Recorded data
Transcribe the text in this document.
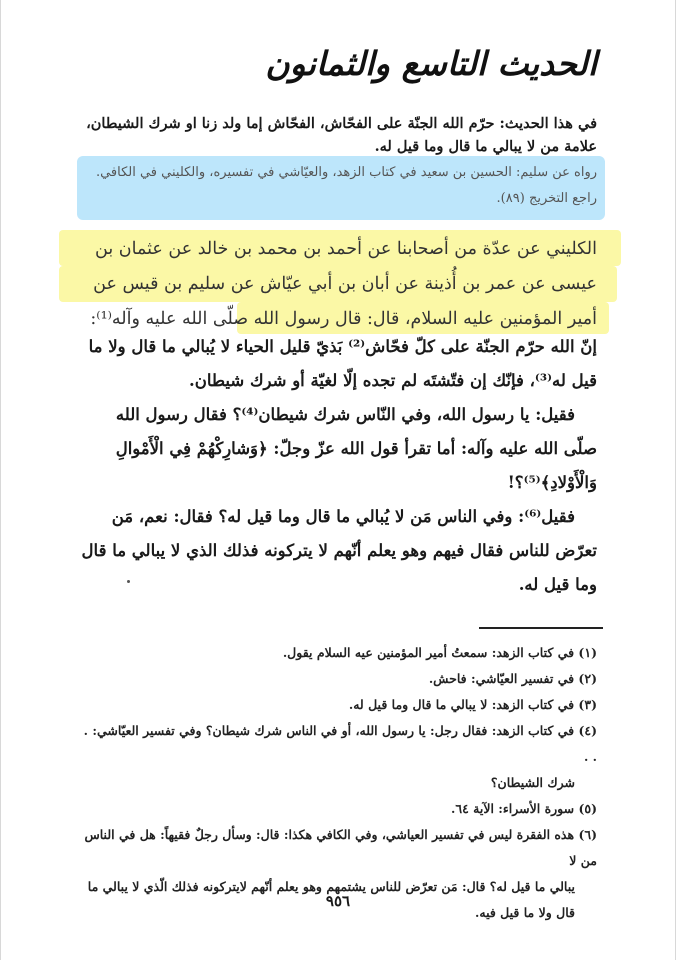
الحديث التاسع والثمانون
في هذا الحديث: حرّم الله الجنّة على الفحّاش، الفحّاش إما ولد زنا او شرك الشيطان، علامة من لا يبالي ما قال وما قيل له.
رواه عن سليم: الحسين بن سعيد في كتاب الزهد، والعيّاشي في تفسيره، والكليني في الكافي. راجع التخريج (٨٩).
الكليني عن عدّة من أصحابنا عن أحمد بن محمد بن خالد عن عثمان بن عيسى عن عمر بن أُذينة عن أبان بن أبي عيّاش عن سليم بن قيس عن أمير المؤمنين عليه السلام، قال: قال رسول الله صلّى الله عليه وآله⁽¹⁾:

إنّ الله حرّم الجنّة على كلّ فحّاش⁽²⁾ بَذيّ قليل الحياء لا يُبالي ما قال ولا ما قيل له⁽³⁾، فإنّك إن فتّشتَه لم تجده إلّا لغيّة أو شرك شيطان.

فقيل: يا رسول الله، وفي النّاس شرك شيطان⁽⁴⁾؟ فقال رسول الله صلّى الله عليه وآله: أما تقرأ قول الله عزّ وجلّ: ﴿وَشارِكْهُمْ فِي الْأَمْوالِ وَالْأَوْلادِ﴾⁽⁵⁾؟!

فقيل⁽⁶⁾: وفي الناس مَن لا يُبالي ما قال وما قيل له؟ فقال: نعم، مَن تعرّض للناس فقال فيهم وهو يعلم أنّهم لا يتركونه فذلك الذي لا يبالي ما قال وما قيل له.

(١) في كتاب الزهد: سمعتُ أمير المؤمنين عيه السلام يقول.

(٢) في تفسير العيّاشي: فاحش.

(٣) في كتاب الزهد: لا يبالي ما قال وما قيل له.

(٤) في كتاب الزهد: فقال رجل: يا رسول الله، أو في الناس شرك شيطان؟ وفي تفسير العيّاشي: . . .

شرك الشيطان؟

(٥) سورة الأسراء: الآية ٦٤.

(٦) هذه الفقرة ليس في تفسير العياشي، وفي الكافي هكذا: قال: وسأل رجلٌ فقيهاً: هل في الناس من لا

يبالي ما قيل له؟ قال: مَن تعرّض للناس يشتمهم وهو يعلم أنّهم لايتركونه فذلك الّذي لا يبالي ما قال ولا ما قيل فيه.

٩٥٦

## TO DO
Any pictures should be dropped; transcribe the rest of the records above exactly.

## RESPONSE
Transcribe the text in this document.
الحديث التاسع والثمانون
في هذا الحديث: حرّم الله الجنّة على الفحّاش، الفحّاش إما ولد زنا او شرك الشيطان، علامة من لا يبالي ما قال وما قيل له.
رواه عن سليم: الحسين بن سعيد في كتاب الزهد، والعيّاشي في تفسيره، والكليني في الكافي. راجع التخريج (٨٩).
الكليني عن عدّة من أصحابنا عن أحمد بن محمد بن خالد عن عثمان بن عيسى عن عمر بن أُذينة عن أبان بن أبي عيّاش عن سليم بن قيس عن أمير المؤمنين عليه السلام، قال: قال رسول الله صلّى الله عليه وآله⁽¹⁾:

إنّ الله حرّم الجنّة على كلّ فحّاش⁽²⁾ بَذيّ قليل الحياء لا يُبالي ما قال ولا ما قيل له⁽³⁾، فإنّك إن فتّشتَه لم تجده إلّا لغيّة أو شرك شيطان.

فقيل: يا رسول الله، وفي النّاس شرك شيطان⁽⁴⁾؟ فقال رسول الله صلّى الله عليه وآله: أما تقرأ قول الله عزّ وجلّ: ﴿وَشارِكْهُمْ فِي الْأَمْوالِ وَالْأَوْلادِ﴾⁽⁵⁾؟!

فقيل⁽⁶⁾: وفي الناس مَن لا يُبالي ما قال وما قيل له؟ فقال: نعم، مَن تعرّض للناس فقال فيهم وهو يعلم أنّهم لا يتركونه فذلك الذي لا يبالي ما قال وما قيل له.

(١) في كتاب الزهد: سمعتُ أمير المؤمنين عيه السلام يقول.

(٢) في تفسير العيّاشي: فاحش.

(٣) في كتاب الزهد: لا يبالي ما قال وما قيل له.

(٤) في كتاب الزهد: فقال رجل: يا رسول الله، أو في الناس شرك شيطان؟ وفي تفسير العيّاشي: . . .

شرك الشيطان؟

(٥) سورة الأسراء: الآية ٦٤.

(٦) هذه الفقرة ليس في تفسير العياشي، وفي الكافي هكذا: قال: وسأل رجلٌ فقيهاً: هل في الناس من لا

يبالي ما قيل له؟ قال: مَن تعرّض للناس يشتمهم وهو يعلم أنّهم لايتركونه فذلك الّذي لا يبالي ما قال ولا ما قيل فيه.

٩٥٦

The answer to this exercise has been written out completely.